Data listing:
──────────────────────────────
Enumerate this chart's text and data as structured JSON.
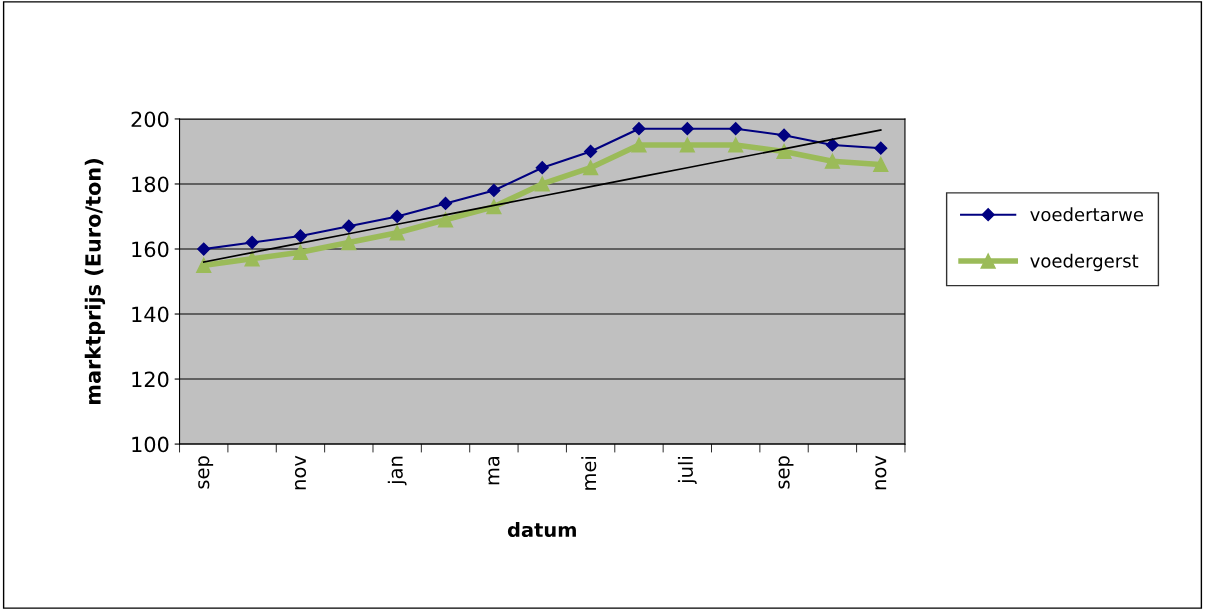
{
  "chart_data": {
    "type": "line",
    "xlabel": "datum",
    "ylabel": "marktprijs (Euro/ton)",
    "categories": [
      "sep",
      null,
      "nov",
      null,
      "jan",
      null,
      "ma",
      null,
      "mei",
      null,
      "juli",
      null,
      "sep",
      null,
      "nov"
    ],
    "series": [
      {
        "name": "voedertarwe",
        "color": "#000080",
        "marker": "diamond",
        "values": [
          160,
          162,
          164,
          167,
          170,
          174,
          178,
          185,
          190,
          197,
          197,
          197,
          195,
          192,
          191
        ]
      },
      {
        "name": "voedergerst",
        "color": "#9bbb59",
        "marker": "triangle",
        "values": [
          155,
          157,
          159,
          162,
          165,
          169,
          173,
          180,
          185,
          192,
          192,
          192,
          190,
          187,
          186
        ]
      },
      {
        "color": "#000000",
        "marker": "none",
        "values": [
          156,
          158.9,
          161.8,
          164.7,
          167.6,
          170.5,
          173.4,
          176.3,
          179.2,
          182.1,
          185,
          187.9,
          190.8,
          193.7,
          196.6
        ]
      }
    ],
    "ylim": [
      100,
      200
    ],
    "yticks": [
      100,
      120,
      140,
      160,
      180,
      200
    ],
    "grid": "y",
    "legend": "right"
  }
}
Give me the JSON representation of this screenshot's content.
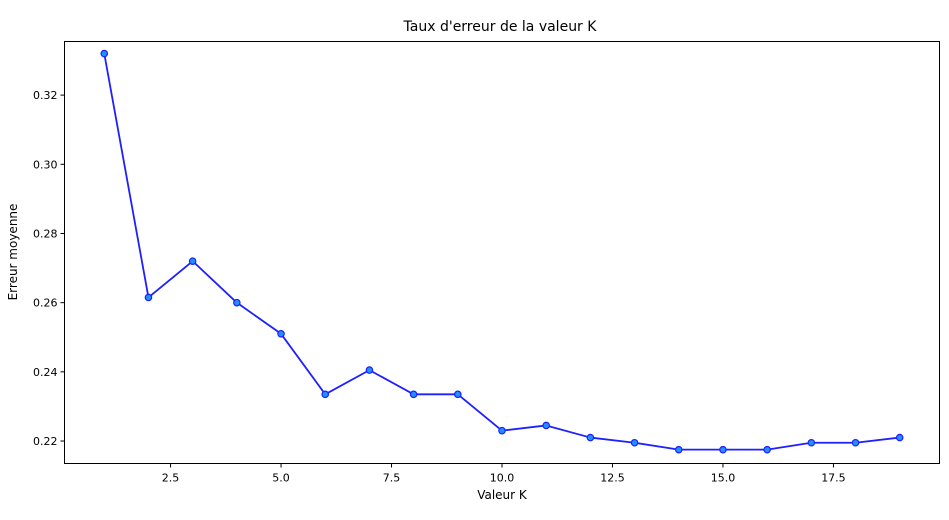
{
  "chart_data": {
    "type": "line",
    "title": "Taux d'erreur de la valeur K",
    "xlabel": "Valeur K",
    "ylabel": "Erreur moyenne",
    "xlim": [
      0.1,
      19.9
    ],
    "ylim": [
      0.2135,
      0.3355
    ],
    "xticks": [
      2.5,
      5.0,
      7.5,
      10.0,
      12.5,
      15.0,
      17.5
    ],
    "xtick_labels": [
      "2.5",
      "5.0",
      "7.5",
      "10.0",
      "12.5",
      "15.0",
      "17.5"
    ],
    "yticks": [
      0.22,
      0.24,
      0.26,
      0.28,
      0.3,
      0.32
    ],
    "ytick_labels": [
      "0.22",
      "0.24",
      "0.26",
      "0.28",
      "0.30",
      "0.32"
    ],
    "grid": false,
    "series": [
      {
        "x": [
          1,
          2,
          3,
          4,
          5,
          6,
          7,
          8,
          9,
          10,
          11,
          12,
          13,
          14,
          15,
          16,
          17,
          18,
          19
        ],
        "y": [
          0.332,
          0.2615,
          0.272,
          0.26,
          0.251,
          0.2335,
          0.2405,
          0.2335,
          0.2335,
          0.223,
          0.2245,
          0.221,
          0.2195,
          0.2175,
          0.2175,
          0.2175,
          0.2195,
          0.2195,
          0.221
        ],
        "line_color": "#1f1fff",
        "marker": "circle",
        "marker_face_color": "#1e90ff",
        "marker_edge_color": "#1f1fff"
      }
    ]
  }
}
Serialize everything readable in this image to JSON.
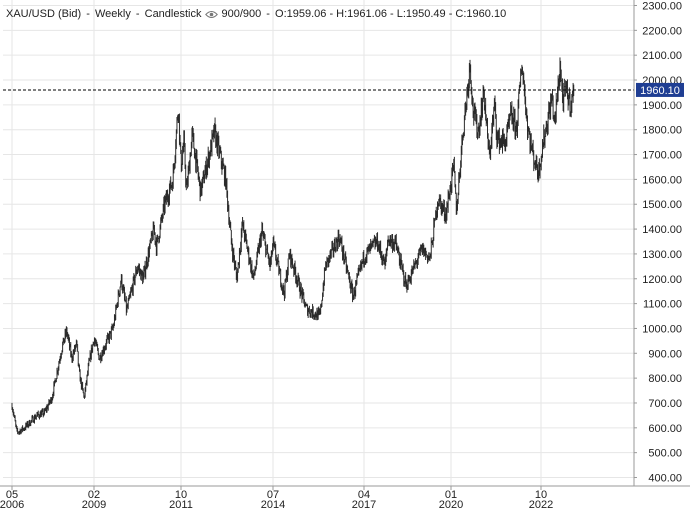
{
  "header": {
    "symbol": "XAU/USD (Bid)",
    "interval": "Weekly",
    "chart_style": "Candlestick",
    "bars": "900/900",
    "ohlc": "O:1959.06 - H:1961.06 - L:1950.49 - C:1960.10"
  },
  "colors": {
    "candle": "#2b2b2b",
    "grid": "#e6e6e6",
    "price_line": "#000000",
    "price_tag_bg": "#1f3e93",
    "price_tag_text": "#ffffff"
  },
  "icons": {
    "visibility": "eye-icon"
  },
  "chart_data": {
    "type": "candlestick",
    "title": "XAU/USD (Bid) - Weekly - Candlestick",
    "ylim": [
      380,
      2310
    ],
    "y_ticks": [
      400,
      500,
      600,
      700,
      800,
      900,
      1000,
      1100,
      1200,
      1300,
      1400,
      1500,
      1600,
      1700,
      1800,
      1900,
      2000,
      2100,
      2200,
      2300
    ],
    "y_tick_labels": [
      "400.00",
      "500.00",
      "600.00",
      "700.00",
      "800.00",
      "900.00",
      "1000.00",
      "1100.00",
      "1200.00",
      "1300.00",
      "1400.00",
      "1500.00",
      "1600.00",
      "1700.00",
      "1800.00",
      "1900.00",
      "2000.00",
      "2100.00",
      "2200.00",
      "2300.00"
    ],
    "x_ticks": [
      {
        "date": "2006-05",
        "month": "05",
        "year": "2006"
      },
      {
        "date": "2009-02",
        "month": "02",
        "year": "2009"
      },
      {
        "date": "2011-10",
        "month": "10",
        "year": "2011"
      },
      {
        "date": "2014-07",
        "month": "07",
        "year": "2014"
      },
      {
        "date": "2017-04",
        "month": "04",
        "year": "2017"
      },
      {
        "date": "2020-01",
        "month": "01",
        "year": "2020"
      },
      {
        "date": "2022-10",
        "month": "10",
        "year": "2022"
      }
    ],
    "last_price": 1960.1,
    "last_price_label": "1960.10",
    "grid": true,
    "series_points": [
      {
        "date": "2006-05",
        "price": 690
      },
      {
        "date": "2006-07",
        "price": 580
      },
      {
        "date": "2006-10",
        "price": 600
      },
      {
        "date": "2007-03",
        "price": 650
      },
      {
        "date": "2007-06",
        "price": 660
      },
      {
        "date": "2007-09",
        "price": 720
      },
      {
        "date": "2007-11",
        "price": 820
      },
      {
        "date": "2008-01",
        "price": 920
      },
      {
        "date": "2008-03",
        "price": 990
      },
      {
        "date": "2008-05",
        "price": 880
      },
      {
        "date": "2008-07",
        "price": 940
      },
      {
        "date": "2008-08",
        "price": 820
      },
      {
        "date": "2008-10",
        "price": 720
      },
      {
        "date": "2008-12",
        "price": 860
      },
      {
        "date": "2009-02",
        "price": 960
      },
      {
        "date": "2009-04",
        "price": 880
      },
      {
        "date": "2009-06",
        "price": 930
      },
      {
        "date": "2009-09",
        "price": 1000
      },
      {
        "date": "2009-12",
        "price": 1200
      },
      {
        "date": "2010-02",
        "price": 1070
      },
      {
        "date": "2010-06",
        "price": 1250
      },
      {
        "date": "2010-08",
        "price": 1200
      },
      {
        "date": "2010-12",
        "price": 1400
      },
      {
        "date": "2011-01",
        "price": 1330
      },
      {
        "date": "2011-04",
        "price": 1500
      },
      {
        "date": "2011-07",
        "price": 1600
      },
      {
        "date": "2011-09",
        "price": 1900
      },
      {
        "date": "2011-10",
        "price": 1650
      },
      {
        "date": "2011-11",
        "price": 1750
      },
      {
        "date": "2011-12",
        "price": 1550
      },
      {
        "date": "2012-02",
        "price": 1780
      },
      {
        "date": "2012-05",
        "price": 1550
      },
      {
        "date": "2012-10",
        "price": 1790
      },
      {
        "date": "2013-02",
        "price": 1600
      },
      {
        "date": "2013-04",
        "price": 1350
      },
      {
        "date": "2013-06",
        "price": 1200
      },
      {
        "date": "2013-08",
        "price": 1420
      },
      {
        "date": "2013-12",
        "price": 1200
      },
      {
        "date": "2014-03",
        "price": 1390
      },
      {
        "date": "2014-06",
        "price": 1250
      },
      {
        "date": "2014-07",
        "price": 1340
      },
      {
        "date": "2014-11",
        "price": 1140
      },
      {
        "date": "2015-01",
        "price": 1300
      },
      {
        "date": "2015-07",
        "price": 1080
      },
      {
        "date": "2015-12",
        "price": 1050
      },
      {
        "date": "2016-02",
        "price": 1250
      },
      {
        "date": "2016-07",
        "price": 1370
      },
      {
        "date": "2016-12",
        "price": 1130
      },
      {
        "date": "2017-04",
        "price": 1290
      },
      {
        "date": "2017-09",
        "price": 1350
      },
      {
        "date": "2017-12",
        "price": 1250
      },
      {
        "date": "2018-01",
        "price": 1360
      },
      {
        "date": "2018-04",
        "price": 1340
      },
      {
        "date": "2018-08",
        "price": 1170
      },
      {
        "date": "2019-02",
        "price": 1320
      },
      {
        "date": "2019-05",
        "price": 1280
      },
      {
        "date": "2019-08",
        "price": 1520
      },
      {
        "date": "2019-11",
        "price": 1460
      },
      {
        "date": "2020-02",
        "price": 1650
      },
      {
        "date": "2020-03",
        "price": 1470
      },
      {
        "date": "2020-05",
        "price": 1750
      },
      {
        "date": "2020-08",
        "price": 2070
      },
      {
        "date": "2020-09",
        "price": 1880
      },
      {
        "date": "2020-11",
        "price": 1790
      },
      {
        "date": "2021-01",
        "price": 1950
      },
      {
        "date": "2021-03",
        "price": 1690
      },
      {
        "date": "2021-05",
        "price": 1900
      },
      {
        "date": "2021-06",
        "price": 1760
      },
      {
        "date": "2021-09",
        "price": 1750
      },
      {
        "date": "2021-11",
        "price": 1860
      },
      {
        "date": "2022-01",
        "price": 1800
      },
      {
        "date": "2022-03",
        "price": 2070
      },
      {
        "date": "2022-05",
        "price": 1820
      },
      {
        "date": "2022-07",
        "price": 1700
      },
      {
        "date": "2022-09",
        "price": 1630
      },
      {
        "date": "2022-11",
        "price": 1760
      },
      {
        "date": "2023-02",
        "price": 1930
      },
      {
        "date": "2023-03",
        "price": 1820
      },
      {
        "date": "2023-05",
        "price": 2060
      },
      {
        "date": "2023-06",
        "price": 1910
      },
      {
        "date": "2023-07",
        "price": 1960
      },
      {
        "date": "2023-09",
        "price": 1900
      },
      {
        "date": "2023-10",
        "price": 1960.1
      }
    ]
  }
}
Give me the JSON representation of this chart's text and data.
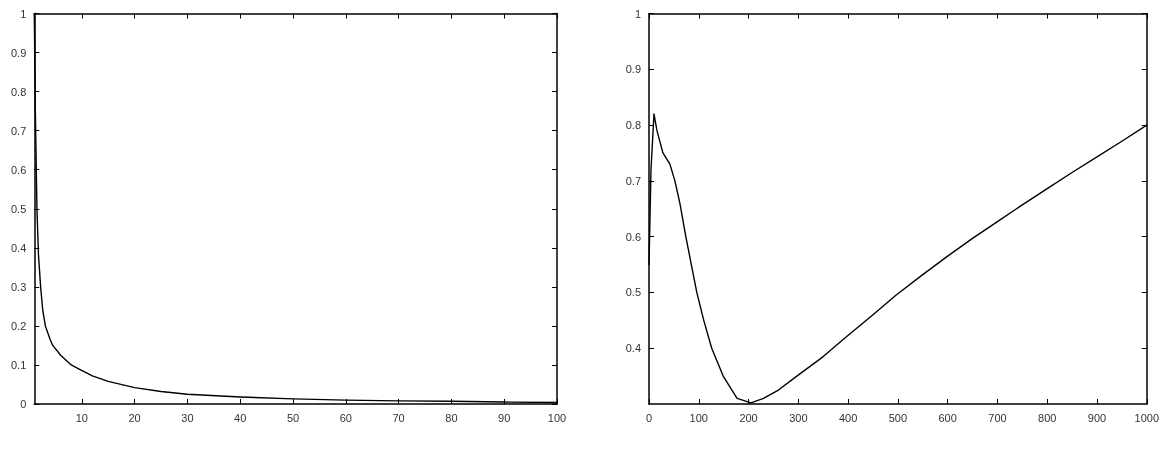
{
  "chart_data": [
    {
      "type": "line",
      "x": [
        1,
        1.2,
        1.5,
        1.8,
        2.2,
        2.6,
        3.1,
        4,
        4.5,
        6,
        8,
        9.4,
        12,
        15,
        20,
        25,
        30,
        40,
        50,
        60,
        70,
        80,
        90,
        100
      ],
      "series": [
        {
          "color": "#000000",
          "values": [
            1,
            0.75,
            0.5,
            0.38,
            0.3,
            0.24,
            0.2,
            0.165,
            0.15,
            0.125,
            0.1,
            0.09,
            0.072,
            0.058,
            0.042,
            0.032,
            0.025,
            0.018,
            0.013,
            0.01,
            0.008,
            0.007,
            0.005,
            0.004
          ]
        }
      ],
      "xlim": [
        1,
        100
      ],
      "xticks": [
        10,
        20,
        30,
        40,
        50,
        60,
        70,
        80,
        90,
        100
      ],
      "ylim": [
        0,
        1
      ],
      "yticks": [
        0,
        0.1,
        0.2,
        0.3,
        0.4,
        0.5,
        0.6,
        0.7,
        0.8,
        0.9,
        1
      ],
      "grid": false,
      "marker": "none",
      "line_style": "solid"
    },
    {
      "type": "line",
      "x": [
        0,
        4,
        10,
        16,
        22,
        28,
        42,
        52,
        62,
        74,
        85,
        96,
        110,
        126,
        149,
        177,
        205,
        230,
        260,
        297,
        350,
        396,
        450,
        496,
        550,
        600,
        650,
        700,
        750,
        800,
        850,
        900,
        950,
        1000
      ],
      "series": [
        {
          "color": "#000000",
          "values": [
            0.55,
            0.72,
            0.82,
            0.79,
            0.77,
            0.75,
            0.73,
            0.7,
            0.66,
            0.6,
            0.55,
            0.5,
            0.45,
            0.4,
            0.35,
            0.31,
            0.302,
            0.31,
            0.325,
            0.35,
            0.385,
            0.42,
            0.46,
            0.495,
            0.532,
            0.565,
            0.597,
            0.627,
            0.657,
            0.686,
            0.715,
            0.743,
            0.771,
            0.8
          ]
        }
      ],
      "xlim": [
        0,
        1000
      ],
      "xticks": [
        0,
        100,
        200,
        300,
        400,
        500,
        600,
        700,
        800,
        900,
        1000
      ],
      "ylim": [
        0.3,
        1
      ],
      "yticks": [
        0.4,
        0.5,
        0.6,
        0.7,
        0.8,
        0.9,
        1
      ],
      "grid": false,
      "marker": "none",
      "line_style": "solid"
    }
  ]
}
──────────────────────────────
EXERCISE TASK: Pick out and copy the lines of the entries that hold the string "name".

SOLUTION TO THE EXERCISE:
        "name": "voedertarwe",
        "name": "voedergerst",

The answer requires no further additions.